» **Task set**
1. According to the passage about Ron's life, what did he receive for his best Christmas?
2. Write the next part of the passage about Ron's life, starting after its final sentence.

When he was five he lost a 50¢ piece on the way to the grocery store and the family went hungry. He played little league for Ray-O-Vac so he could have a new shirt that hadn't been handed down. The best Christmas he got an orange and a pencil. His house on Northern Court was heated with coal picked off the tracks leading up to MG&E. He didn't get to play sports at East because he had to work at Weber’s Bakery on Williamson. Nine of the 11 kids in his family made it to adulthood. These and many other stories were chronicled by his sister, Bev in the long running Eastside News Serial Crazy Cats Tear Their Skin and uncannily mirrored in the bestseller Angela's Ashes.

After graduating from East High School, Ron joined the US Marine Corps and headed to Korea. On the troop ship across the Pacific he won his division's technicolor yawn contest and got the news the war was over. His unit was sent to Osaka for a year where he learned to count to 10 in Japanese instead of being killed in Korea. He followed his buddies to college where he got a scholarship to play football just on the say-so of his Marine friends who were on the team. When the spring semester came and he found out he wasn't going to get fed at the training table anymore, he went to the library and checked out a book on pole-vaulting and talked the track coach into putting him on the team so he could eat in the spring as well.

Ron picked up the Homecoming Queen, Niki McGIathery at a party with the line: “Just wanted to see if you were as ugly up close as you were from over there." Five months after they were married they had their first kid. Ron was drafted by Bud Grant in the Canadian Football League but as he had a wife and child, he had to get a real job. He worked at Jewel Tea Company convincing underperformers they'd be happier doing something else. He tired of firing people and worked in advertising for a while. After divorcing, he snatched the kids and moved out to Plainfield, CT for a year where he worked various hustles, one of which was the 1970 Census. He worked every census after that, up until this year.

» **Supplied entries**
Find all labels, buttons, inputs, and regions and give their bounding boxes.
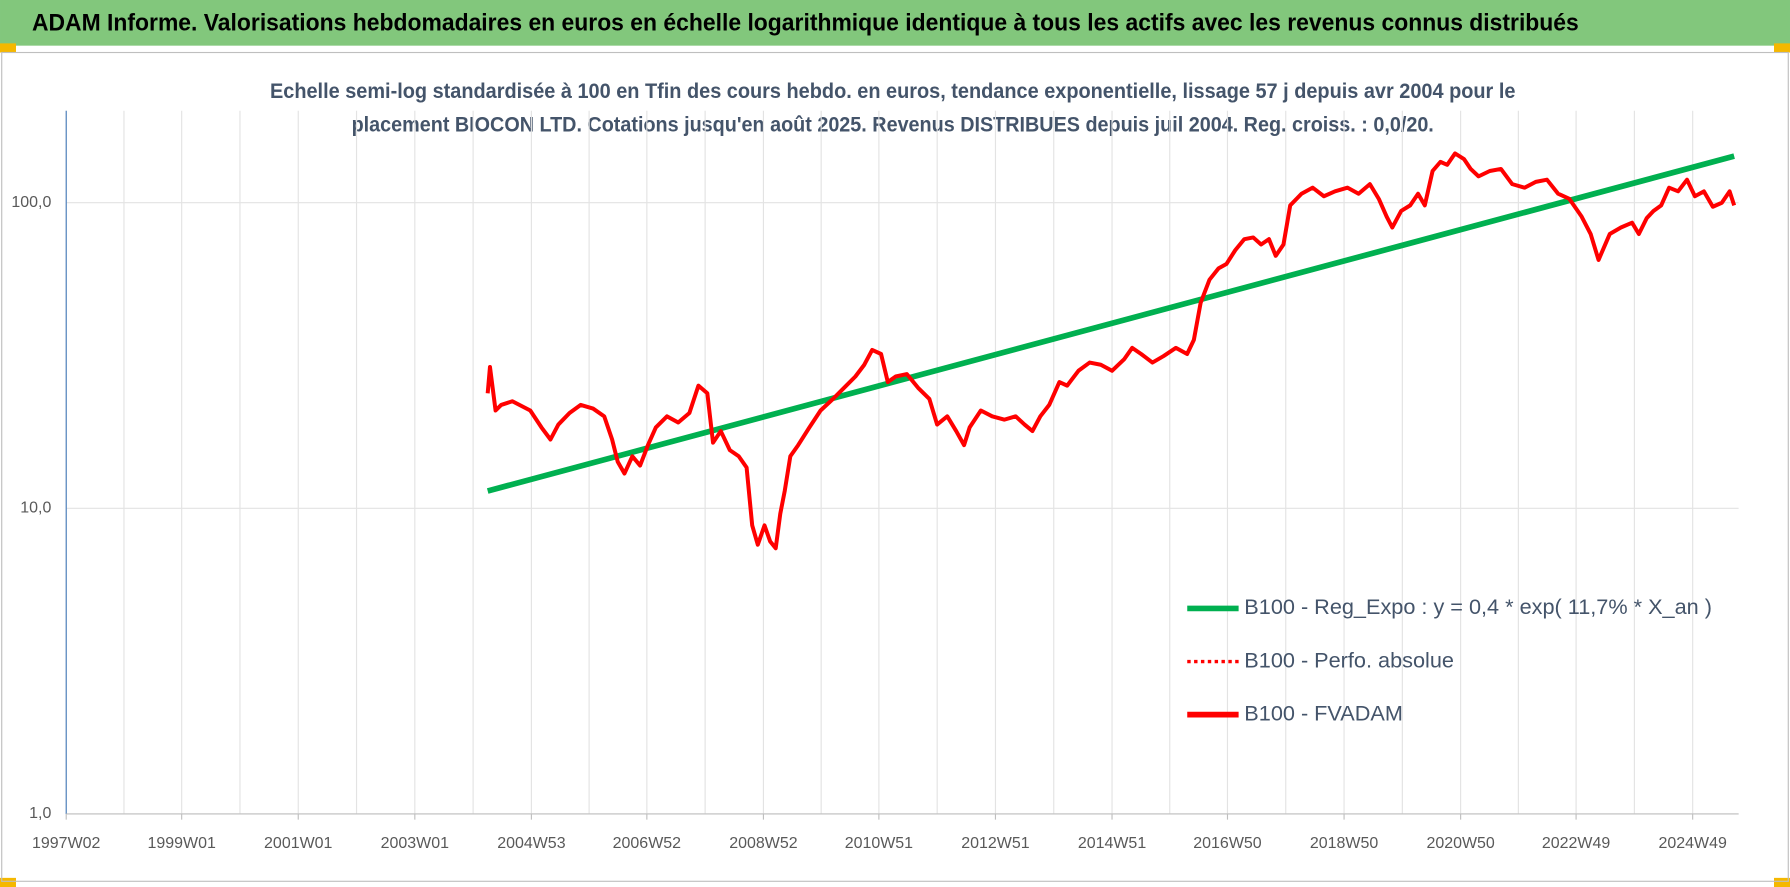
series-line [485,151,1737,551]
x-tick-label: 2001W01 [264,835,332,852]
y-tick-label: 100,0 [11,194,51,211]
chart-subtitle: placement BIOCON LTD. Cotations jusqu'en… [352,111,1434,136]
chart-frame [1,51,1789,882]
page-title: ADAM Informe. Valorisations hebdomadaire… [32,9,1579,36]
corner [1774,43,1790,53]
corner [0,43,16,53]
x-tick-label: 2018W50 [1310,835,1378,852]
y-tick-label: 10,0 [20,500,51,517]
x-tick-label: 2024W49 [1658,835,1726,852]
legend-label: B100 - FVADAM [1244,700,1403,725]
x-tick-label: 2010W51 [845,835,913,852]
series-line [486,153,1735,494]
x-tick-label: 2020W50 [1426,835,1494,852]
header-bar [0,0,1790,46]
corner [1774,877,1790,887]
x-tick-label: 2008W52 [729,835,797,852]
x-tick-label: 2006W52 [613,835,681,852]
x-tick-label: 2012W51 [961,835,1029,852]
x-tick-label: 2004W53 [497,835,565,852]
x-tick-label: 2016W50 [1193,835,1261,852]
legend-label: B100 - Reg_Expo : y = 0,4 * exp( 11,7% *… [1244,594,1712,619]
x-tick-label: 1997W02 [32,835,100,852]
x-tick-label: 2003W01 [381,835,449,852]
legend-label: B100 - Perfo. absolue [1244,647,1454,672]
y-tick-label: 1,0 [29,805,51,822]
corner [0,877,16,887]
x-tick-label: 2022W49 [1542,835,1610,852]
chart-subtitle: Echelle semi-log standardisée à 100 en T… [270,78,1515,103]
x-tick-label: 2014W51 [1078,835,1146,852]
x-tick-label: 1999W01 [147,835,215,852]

» **Written responses**
1. An orange and a pencil.

2.
Ron married Janice Markey and moved back to Madison on the night they blew up the Army Math Research Center. Ron and Janice started Bord & Stol furniture, which made money two out of the 16 years it was open. In order to keep everyone fed, Ron was always on the lookout for some side-hustle. If he saw something for sale, he would find a buyer at a higher price and put the difference on the dinner table. Kings and Queens would come from miles around to line up for a thimbleful of his gristle, carrot, and bouillon cube soup.

After his second marriage and the store went south, he started working in the timber industry. He would find farmers with a stand of trees and connect them with loggers. This is a boom and bust industry, but he lived frugally and managed to keep his clock and watch habit fed right up to the end.

Ron was a dedicated Brewers fan...only on days after they won. If they won, he'd wear his Brewers cap, if they lost, he liked the Cubs. He watched every Packers game with grim certainty that they would lose. He never predicted more than eight wins to start the season. Ron's love of photography got him a part-time gig shooting high school sports for the Middleton Times-Tribune. After a while he decided the pay wasn't worth the deadlines, but he enjoyed taking pictures of the kids so much he kept going to the girls' basketball games for over 20 years and taking pictures. He would get them printed up and hand them out to their delighted families throughout the season.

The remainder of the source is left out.